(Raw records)

________________________________________

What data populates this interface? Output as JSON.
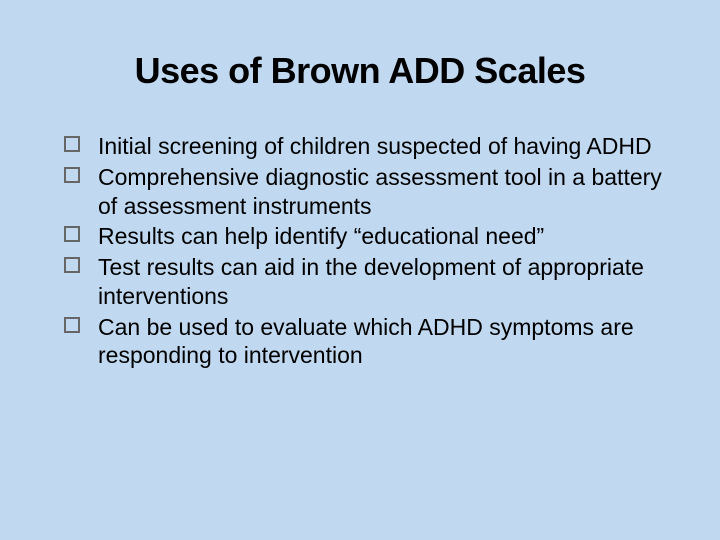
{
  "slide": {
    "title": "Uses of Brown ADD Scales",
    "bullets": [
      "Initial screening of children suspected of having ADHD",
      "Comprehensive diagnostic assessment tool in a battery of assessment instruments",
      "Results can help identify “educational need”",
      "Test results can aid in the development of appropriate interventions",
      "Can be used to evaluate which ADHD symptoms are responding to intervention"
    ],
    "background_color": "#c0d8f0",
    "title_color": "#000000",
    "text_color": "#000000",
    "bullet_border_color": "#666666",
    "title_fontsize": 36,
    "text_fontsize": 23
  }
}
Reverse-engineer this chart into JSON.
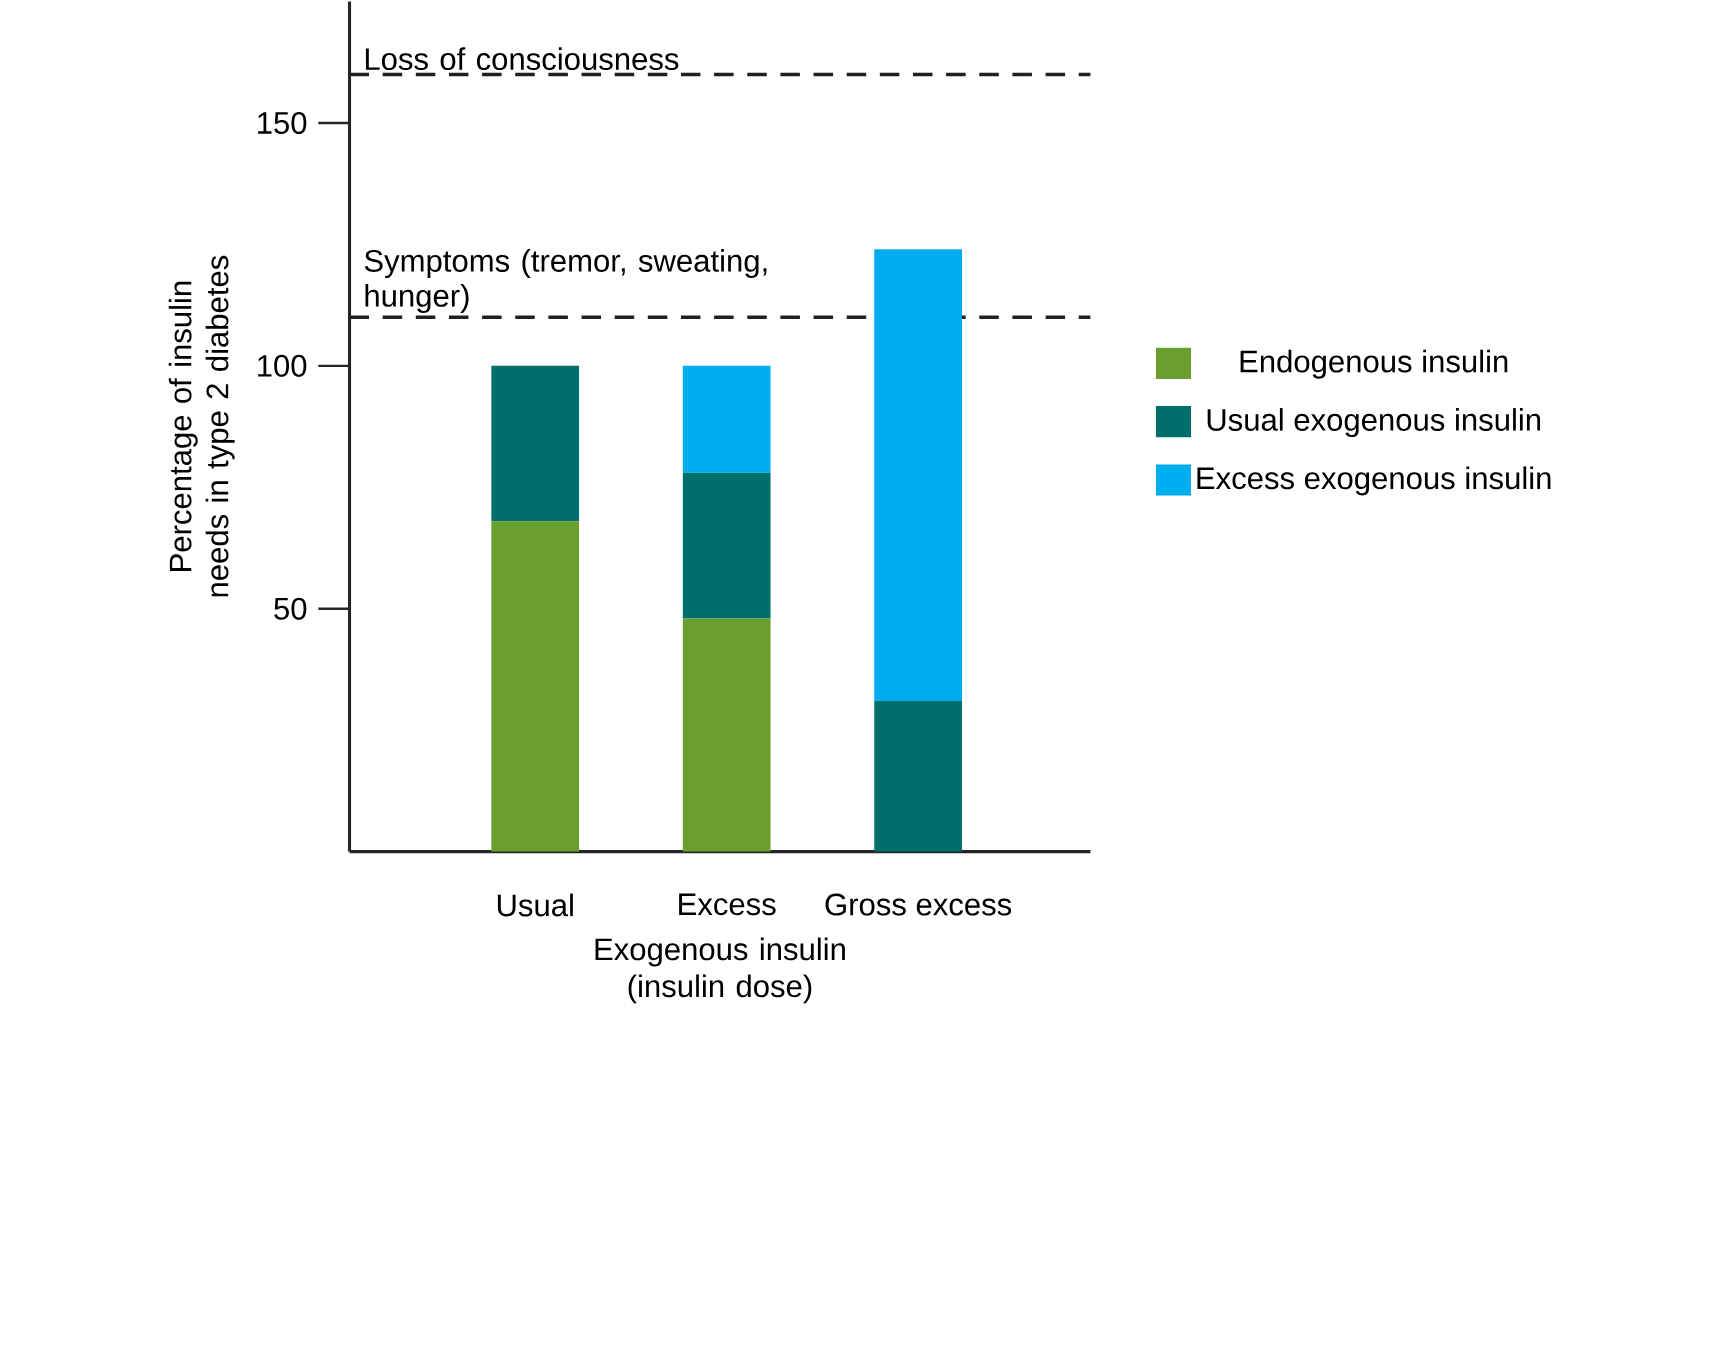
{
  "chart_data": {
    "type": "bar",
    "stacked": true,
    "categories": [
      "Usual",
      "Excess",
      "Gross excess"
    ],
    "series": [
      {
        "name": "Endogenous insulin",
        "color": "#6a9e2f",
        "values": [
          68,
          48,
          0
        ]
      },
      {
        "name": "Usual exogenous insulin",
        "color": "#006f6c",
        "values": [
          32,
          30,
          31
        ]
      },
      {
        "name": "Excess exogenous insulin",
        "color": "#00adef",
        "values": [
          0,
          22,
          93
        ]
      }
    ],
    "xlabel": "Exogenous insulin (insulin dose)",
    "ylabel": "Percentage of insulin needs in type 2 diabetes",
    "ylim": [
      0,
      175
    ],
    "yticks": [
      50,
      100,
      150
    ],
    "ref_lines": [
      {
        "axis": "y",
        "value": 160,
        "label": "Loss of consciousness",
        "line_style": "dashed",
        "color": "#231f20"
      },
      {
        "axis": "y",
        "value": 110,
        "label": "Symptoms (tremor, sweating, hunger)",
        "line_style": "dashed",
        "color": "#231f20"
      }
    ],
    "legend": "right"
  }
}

________________________________________

WHAT YOU ARE ASKED TO DO
Copy the records exactly as they appear, excluding images.

FULL ANSWER
What data populates this interface? Output as JSON.
{
  "slide": {
    "title": "Uses of Brown ADD Scales",
    "bullets": [
      "Initial screening of children suspected of having ADHD",
      "Comprehensive diagnostic assessment tool in a battery of assessment instruments",
      "Results can help identify “educational need”",
      "Test results can aid in the development of appropriate interventions",
      "Can be used to evaluate which ADHD symptoms are responding to intervention"
    ],
    "background_color": "#c0d8f0",
    "title_color": "#000000",
    "text_color": "#000000",
    "bullet_border_color": "#666666",
    "title_fontsize": 36,
    "text_fontsize": 23
  }
}
Reverse-engineer this chart into JSON.
{
  "chart_data": {
    "type": "bar",
    "stacked": true,
    "categories": [
      "Usual",
      "Excess",
      "Gross excess"
    ],
    "series": [
      {
        "name": "Endogenous insulin",
        "color": "#6a9e2f",
        "values": [
          68,
          48,
          0
        ]
      },
      {
        "name": "Usual exogenous insulin",
        "color": "#006f6c",
        "values": [
          32,
          30,
          31
        ]
      },
      {
        "name": "Excess exogenous insulin",
        "color": "#00adef",
        "values": [
          0,
          22,
          93
        ]
      }
    ],
    "xlabel": "Exogenous insulin (insulin dose)",
    "ylabel": "Percentage of insulin needs in type 2 diabetes",
    "ylim": [
      0,
      175
    ],
    "yticks": [
      50,
      100,
      150
    ],
    "ref_lines": [
      {
        "axis": "y",
        "value": 160,
        "label": "Loss of consciousness",
        "line_style": "dashed",
        "color": "#231f20"
      },
      {
        "axis": "y",
        "value": 110,
        "label": "Symptoms (tremor, sweating, hunger)",
        "line_style": "dashed",
        "color": "#231f20"
      }
    ],
    "legend": "right"
  }
}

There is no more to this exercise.